Please output the lines shown below exactly as they appear.

::::::::

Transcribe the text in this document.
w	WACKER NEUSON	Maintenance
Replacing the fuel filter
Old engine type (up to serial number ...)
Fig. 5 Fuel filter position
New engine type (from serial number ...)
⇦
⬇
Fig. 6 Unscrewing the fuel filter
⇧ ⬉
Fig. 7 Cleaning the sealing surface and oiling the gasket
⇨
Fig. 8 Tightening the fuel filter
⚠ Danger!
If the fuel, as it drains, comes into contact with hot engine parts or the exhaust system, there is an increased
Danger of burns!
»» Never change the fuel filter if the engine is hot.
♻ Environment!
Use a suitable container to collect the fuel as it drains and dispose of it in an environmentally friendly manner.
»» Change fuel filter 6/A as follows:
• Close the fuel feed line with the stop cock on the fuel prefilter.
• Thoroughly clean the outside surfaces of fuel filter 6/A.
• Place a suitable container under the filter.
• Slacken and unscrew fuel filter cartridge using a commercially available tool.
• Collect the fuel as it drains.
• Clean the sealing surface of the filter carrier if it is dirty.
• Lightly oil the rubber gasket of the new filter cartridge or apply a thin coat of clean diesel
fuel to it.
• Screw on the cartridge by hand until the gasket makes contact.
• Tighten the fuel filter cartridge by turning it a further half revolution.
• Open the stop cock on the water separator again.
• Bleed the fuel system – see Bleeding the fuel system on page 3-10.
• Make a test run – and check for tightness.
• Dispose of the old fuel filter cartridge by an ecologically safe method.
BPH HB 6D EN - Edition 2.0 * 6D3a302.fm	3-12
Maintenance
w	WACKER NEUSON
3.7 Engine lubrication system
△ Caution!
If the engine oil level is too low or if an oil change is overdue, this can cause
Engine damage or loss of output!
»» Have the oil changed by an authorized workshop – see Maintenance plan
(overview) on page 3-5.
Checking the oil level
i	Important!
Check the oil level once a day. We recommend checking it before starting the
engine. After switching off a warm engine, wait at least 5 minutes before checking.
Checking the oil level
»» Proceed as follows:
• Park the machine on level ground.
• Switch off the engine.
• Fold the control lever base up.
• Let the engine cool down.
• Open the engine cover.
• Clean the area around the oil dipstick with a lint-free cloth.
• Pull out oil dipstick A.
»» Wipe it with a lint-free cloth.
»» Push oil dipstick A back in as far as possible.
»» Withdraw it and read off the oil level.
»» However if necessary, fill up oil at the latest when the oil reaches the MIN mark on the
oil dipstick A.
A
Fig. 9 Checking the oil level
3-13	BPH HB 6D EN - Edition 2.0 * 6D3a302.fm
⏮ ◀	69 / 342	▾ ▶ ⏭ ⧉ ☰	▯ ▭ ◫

::::::::

:: Answer to this problem ::
Transcribe the text in this document.
w	WACKER NEUSON	Maintenance
Replacing the fuel filter
Old engine type (up to serial number ...)
Fig. 5 Fuel filter position
New engine type (from serial number ...)
⇦
⬇
Fig. 6 Unscrewing the fuel filter
⇧ ⬉
Fig. 7 Cleaning the sealing surface and oiling the gasket
⇨
Fig. 8 Tightening the fuel filter
⚠ Danger!
If the fuel, as it drains, comes into contact with hot engine parts or the exhaust system, there is an increased
Danger of burns!
»» Never change the fuel filter if the engine is hot.
♻ Environment!
Use a suitable container to collect the fuel as it drains and dispose of it in an environmentally friendly manner.
»» Change fuel filter 6/A as follows:
• Close the fuel feed line with the stop cock on the fuel prefilter.
• Thoroughly clean the outside surfaces of fuel filter 6/A.
• Place a suitable container under the filter.
• Slacken and unscrew fuel filter cartridge using a commercially available tool.
• Collect the fuel as it drains.
• Clean the sealing surface of the filter carrier if it is dirty.
• Lightly oil the rubber gasket of the new filter cartridge or apply a thin coat of clean diesel
fuel to it.
• Screw on the cartridge by hand until the gasket makes contact.
• Tighten the fuel filter cartridge by turning it a further half revolution.
• Open the stop cock on the water separator again.
• Bleed the fuel system – see Bleeding the fuel system on page 3-10.
• Make a test run – and check for tightness.
• Dispose of the old fuel filter cartridge by an ecologically safe method.
BPH HB 6D EN - Edition 2.0 * 6D3a302.fm	3-12
Maintenance
w	WACKER NEUSON
3.7 Engine lubrication system
△ Caution!
If the engine oil level is too low or if an oil change is overdue, this can cause
Engine damage or loss of output!
»» Have the oil changed by an authorized workshop – see Maintenance plan
(overview) on page 3-5.
Checking the oil level
i	Important!
Check the oil level once a day. We recommend checking it before starting the
engine. After switching off a warm engine, wait at least 5 minutes before checking.
Checking the oil level
»» Proceed as follows:
• Park the machine on level ground.
• Switch off the engine.
• Fold the control lever base up.
• Let the engine cool down.
• Open the engine cover.
• Clean the area around the oil dipstick with a lint-free cloth.
• Pull out oil dipstick A.
»» Wipe it with a lint-free cloth.
»» Push oil dipstick A back in as far as possible.
»» Withdraw it and read off the oil level.
»» However if necessary, fill up oil at the latest when the oil reaches the MIN mark on the
oil dipstick A.
A
Fig. 9 Checking the oil level
3-13	BPH HB 6D EN - Edition 2.0 * 6D3a302.fm
⏮ ◀	69 / 342	▾ ▶ ⏭ ⧉ ☰	▯ ▭ ◫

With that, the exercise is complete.